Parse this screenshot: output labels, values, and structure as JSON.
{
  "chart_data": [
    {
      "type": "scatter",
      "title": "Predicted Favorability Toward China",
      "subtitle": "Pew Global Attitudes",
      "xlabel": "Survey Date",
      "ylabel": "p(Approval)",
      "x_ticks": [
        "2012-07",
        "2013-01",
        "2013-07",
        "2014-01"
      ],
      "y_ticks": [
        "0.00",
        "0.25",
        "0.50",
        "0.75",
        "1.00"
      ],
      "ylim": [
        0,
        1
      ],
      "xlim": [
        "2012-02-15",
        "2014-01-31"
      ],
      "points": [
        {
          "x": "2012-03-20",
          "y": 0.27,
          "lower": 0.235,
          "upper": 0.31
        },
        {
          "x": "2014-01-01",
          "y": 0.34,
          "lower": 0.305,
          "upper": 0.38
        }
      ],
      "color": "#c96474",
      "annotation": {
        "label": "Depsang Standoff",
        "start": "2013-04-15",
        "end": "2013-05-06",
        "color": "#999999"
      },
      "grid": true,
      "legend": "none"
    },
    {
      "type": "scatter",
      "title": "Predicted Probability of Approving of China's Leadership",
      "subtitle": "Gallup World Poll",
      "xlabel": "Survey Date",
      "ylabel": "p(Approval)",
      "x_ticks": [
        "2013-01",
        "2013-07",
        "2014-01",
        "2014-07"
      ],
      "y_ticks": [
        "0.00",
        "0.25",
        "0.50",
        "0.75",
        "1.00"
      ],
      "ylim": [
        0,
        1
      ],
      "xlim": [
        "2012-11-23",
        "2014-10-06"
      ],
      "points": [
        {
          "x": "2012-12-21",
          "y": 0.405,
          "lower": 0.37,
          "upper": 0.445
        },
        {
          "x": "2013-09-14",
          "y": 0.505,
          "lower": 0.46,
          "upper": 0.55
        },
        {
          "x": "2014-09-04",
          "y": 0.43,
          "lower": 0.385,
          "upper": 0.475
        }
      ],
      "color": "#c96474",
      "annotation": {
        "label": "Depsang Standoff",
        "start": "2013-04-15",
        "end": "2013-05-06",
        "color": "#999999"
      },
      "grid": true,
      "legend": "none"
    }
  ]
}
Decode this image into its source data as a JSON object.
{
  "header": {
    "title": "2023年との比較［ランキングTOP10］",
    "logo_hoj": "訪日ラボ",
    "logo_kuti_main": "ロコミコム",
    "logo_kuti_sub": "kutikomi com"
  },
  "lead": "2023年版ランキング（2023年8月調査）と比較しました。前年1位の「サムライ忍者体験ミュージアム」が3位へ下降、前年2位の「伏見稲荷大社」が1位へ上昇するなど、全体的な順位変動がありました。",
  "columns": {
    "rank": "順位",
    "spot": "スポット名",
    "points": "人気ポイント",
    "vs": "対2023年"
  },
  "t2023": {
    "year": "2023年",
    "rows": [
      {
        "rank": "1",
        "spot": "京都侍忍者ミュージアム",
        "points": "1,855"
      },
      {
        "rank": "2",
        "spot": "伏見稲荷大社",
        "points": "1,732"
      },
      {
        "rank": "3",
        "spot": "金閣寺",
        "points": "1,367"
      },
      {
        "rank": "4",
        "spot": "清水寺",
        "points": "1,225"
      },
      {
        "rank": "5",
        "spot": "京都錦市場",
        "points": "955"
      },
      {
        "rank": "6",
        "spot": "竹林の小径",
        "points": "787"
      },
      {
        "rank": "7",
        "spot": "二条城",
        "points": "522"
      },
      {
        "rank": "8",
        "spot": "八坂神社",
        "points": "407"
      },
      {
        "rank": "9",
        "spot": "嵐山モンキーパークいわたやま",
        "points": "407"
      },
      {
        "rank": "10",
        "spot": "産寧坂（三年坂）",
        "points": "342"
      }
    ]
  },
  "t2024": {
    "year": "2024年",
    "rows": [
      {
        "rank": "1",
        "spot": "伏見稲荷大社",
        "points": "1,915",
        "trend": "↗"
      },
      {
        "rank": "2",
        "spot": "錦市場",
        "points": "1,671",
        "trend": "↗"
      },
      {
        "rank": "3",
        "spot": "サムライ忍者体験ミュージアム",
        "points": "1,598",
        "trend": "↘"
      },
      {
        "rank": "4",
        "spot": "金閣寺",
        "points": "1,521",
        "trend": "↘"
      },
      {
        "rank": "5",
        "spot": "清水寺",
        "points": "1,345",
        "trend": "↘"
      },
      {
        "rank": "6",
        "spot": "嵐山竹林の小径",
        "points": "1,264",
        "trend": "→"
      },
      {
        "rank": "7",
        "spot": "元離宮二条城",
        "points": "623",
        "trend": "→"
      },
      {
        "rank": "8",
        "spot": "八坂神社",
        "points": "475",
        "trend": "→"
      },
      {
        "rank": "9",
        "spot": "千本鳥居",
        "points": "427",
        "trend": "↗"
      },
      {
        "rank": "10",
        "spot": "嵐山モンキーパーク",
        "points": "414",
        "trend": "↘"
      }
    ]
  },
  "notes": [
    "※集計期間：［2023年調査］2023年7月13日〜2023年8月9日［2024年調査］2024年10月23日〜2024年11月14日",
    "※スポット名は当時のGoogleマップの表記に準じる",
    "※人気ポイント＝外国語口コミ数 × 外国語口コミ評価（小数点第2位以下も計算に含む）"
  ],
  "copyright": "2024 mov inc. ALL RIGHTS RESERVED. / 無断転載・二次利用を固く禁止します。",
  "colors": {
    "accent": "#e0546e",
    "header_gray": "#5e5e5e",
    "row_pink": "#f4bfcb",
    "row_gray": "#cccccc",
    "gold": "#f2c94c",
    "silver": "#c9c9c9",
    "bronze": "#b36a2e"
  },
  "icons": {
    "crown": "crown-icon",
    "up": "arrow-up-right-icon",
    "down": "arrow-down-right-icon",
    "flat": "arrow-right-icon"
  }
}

:::

- YOUR INSTRUCTIONS -
Recopy the whole listing exactly.

- THE ANSWER -
Parse this screenshot: output labels, values, and structure as JSON.
{
  "chart_data": [
    {
      "type": "scatter",
      "title": "Predicted Favorability Toward China",
      "subtitle": "Pew Global Attitudes",
      "xlabel": "Survey Date",
      "ylabel": "p(Approval)",
      "x_ticks": [
        "2012-07",
        "2013-01",
        "2013-07",
        "2014-01"
      ],
      "y_ticks": [
        "0.00",
        "0.25",
        "0.50",
        "0.75",
        "1.00"
      ],
      "ylim": [
        0,
        1
      ],
      "xlim": [
        "2012-02-15",
        "2014-01-31"
      ],
      "points": [
        {
          "x": "2012-03-20",
          "y": 0.27,
          "lower": 0.235,
          "upper": 0.31
        },
        {
          "x": "2014-01-01",
          "y": 0.34,
          "lower": 0.305,
          "upper": 0.38
        }
      ],
      "color": "#c96474",
      "annotation": {
        "label": "Depsang Standoff",
        "start": "2013-04-15",
        "end": "2013-05-06",
        "color": "#999999"
      },
      "grid": true,
      "legend": "none"
    },
    {
      "type": "scatter",
      "title": "Predicted Probability of Approving of China's Leadership",
      "subtitle": "Gallup World Poll",
      "xlabel": "Survey Date",
      "ylabel": "p(Approval)",
      "x_ticks": [
        "2013-01",
        "2013-07",
        "2014-01",
        "2014-07"
      ],
      "y_ticks": [
        "0.00",
        "0.25",
        "0.50",
        "0.75",
        "1.00"
      ],
      "ylim": [
        0,
        1
      ],
      "xlim": [
        "2012-11-23",
        "2014-10-06"
      ],
      "points": [
        {
          "x": "2012-12-21",
          "y": 0.405,
          "lower": 0.37,
          "upper": 0.445
        },
        {
          "x": "2013-09-14",
          "y": 0.505,
          "lower": 0.46,
          "upper": 0.55
        },
        {
          "x": "2014-09-04",
          "y": 0.43,
          "lower": 0.385,
          "upper": 0.475
        }
      ],
      "color": "#c96474",
      "annotation": {
        "label": "Depsang Standoff",
        "start": "2013-04-15",
        "end": "2013-05-06",
        "color": "#999999"
      },
      "grid": true,
      "legend": "none"
    }
  ]
}
Decode this image into its source data as a JSON object.
{
  "header": {
    "title": "2023年との比較［ランキングTOP10］",
    "logo_hoj": "訪日ラボ",
    "logo_kuti_main": "ロコミコム",
    "logo_kuti_sub": "kutikomi com"
  },
  "lead": "2023年版ランキング（2023年8月調査）と比較しました。前年1位の「サムライ忍者体験ミュージアム」が3位へ下降、前年2位の「伏見稲荷大社」が1位へ上昇するなど、全体的な順位変動がありました。",
  "columns": {
    "rank": "順位",
    "spot": "スポット名",
    "points": "人気ポイント",
    "vs": "対2023年"
  },
  "t2023": {
    "year": "2023年",
    "rows": [
      {
        "rank": "1",
        "spot": "京都侍忍者ミュージアム",
        "points": "1,855"
      },
      {
        "rank": "2",
        "spot": "伏見稲荷大社",
        "points": "1,732"
      },
      {
        "rank": "3",
        "spot": "金閣寺",
        "points": "1,367"
      },
      {
        "rank": "4",
        "spot": "清水寺",
        "points": "1,225"
      },
      {
        "rank": "5",
        "spot": "京都錦市場",
        "points": "955"
      },
      {
        "rank": "6",
        "spot": "竹林の小径",
        "points": "787"
      },
      {
        "rank": "7",
        "spot": "二条城",
        "points": "522"
      },
      {
        "rank": "8",
        "spot": "八坂神社",
        "points": "407"
      },
      {
        "rank": "9",
        "spot": "嵐山モンキーパークいわたやま",
        "points": "407"
      },
      {
        "rank": "10",
        "spot": "産寧坂（三年坂）",
        "points": "342"
      }
    ]
  },
  "t2024": {
    "year": "2024年",
    "rows": [
      {
        "rank": "1",
        "spot": "伏見稲荷大社",
        "points": "1,915",
        "trend": "↗"
      },
      {
        "rank": "2",
        "spot": "錦市場",
        "points": "1,671",
        "trend": "↗"
      },
      {
        "rank": "3",
        "spot": "サムライ忍者体験ミュージアム",
        "points": "1,598",
        "trend": "↘"
      },
      {
        "rank": "4",
        "spot": "金閣寺",
        "points": "1,521",
        "trend": "↘"
      },
      {
        "rank": "5",
        "spot": "清水寺",
        "points": "1,345",
        "trend": "↘"
      },
      {
        "rank": "6",
        "spot": "嵐山竹林の小径",
        "points": "1,264",
        "trend": "→"
      },
      {
        "rank": "7",
        "spot": "元離宮二条城",
        "points": "623",
        "trend": "→"
      },
      {
        "rank": "8",
        "spot": "八坂神社",
        "points": "475",
        "trend": "→"
      },
      {
        "rank": "9",
        "spot": "千本鳥居",
        "points": "427",
        "trend": "↗"
      },
      {
        "rank": "10",
        "spot": "嵐山モンキーパーク",
        "points": "414",
        "trend": "↘"
      }
    ]
  },
  "notes": [
    "※集計期間：［2023年調査］2023年7月13日〜2023年8月9日［2024年調査］2024年10月23日〜2024年11月14日",
    "※スポット名は当時のGoogleマップの表記に準じる",
    "※人気ポイント＝外国語口コミ数 × 外国語口コミ評価（小数点第2位以下も計算に含む）"
  ],
  "copyright": "2024 mov inc. ALL RIGHTS RESERVED. / 無断転載・二次利用を固く禁止します。",
  "colors": {
    "accent": "#e0546e",
    "header_gray": "#5e5e5e",
    "row_pink": "#f4bfcb",
    "row_gray": "#cccccc",
    "gold": "#f2c94c",
    "silver": "#c9c9c9",
    "bronze": "#b36a2e"
  },
  "icons": {
    "crown": "crown-icon",
    "up": "arrow-up-right-icon",
    "down": "arrow-down-right-icon",
    "flat": "arrow-right-icon"
  }
}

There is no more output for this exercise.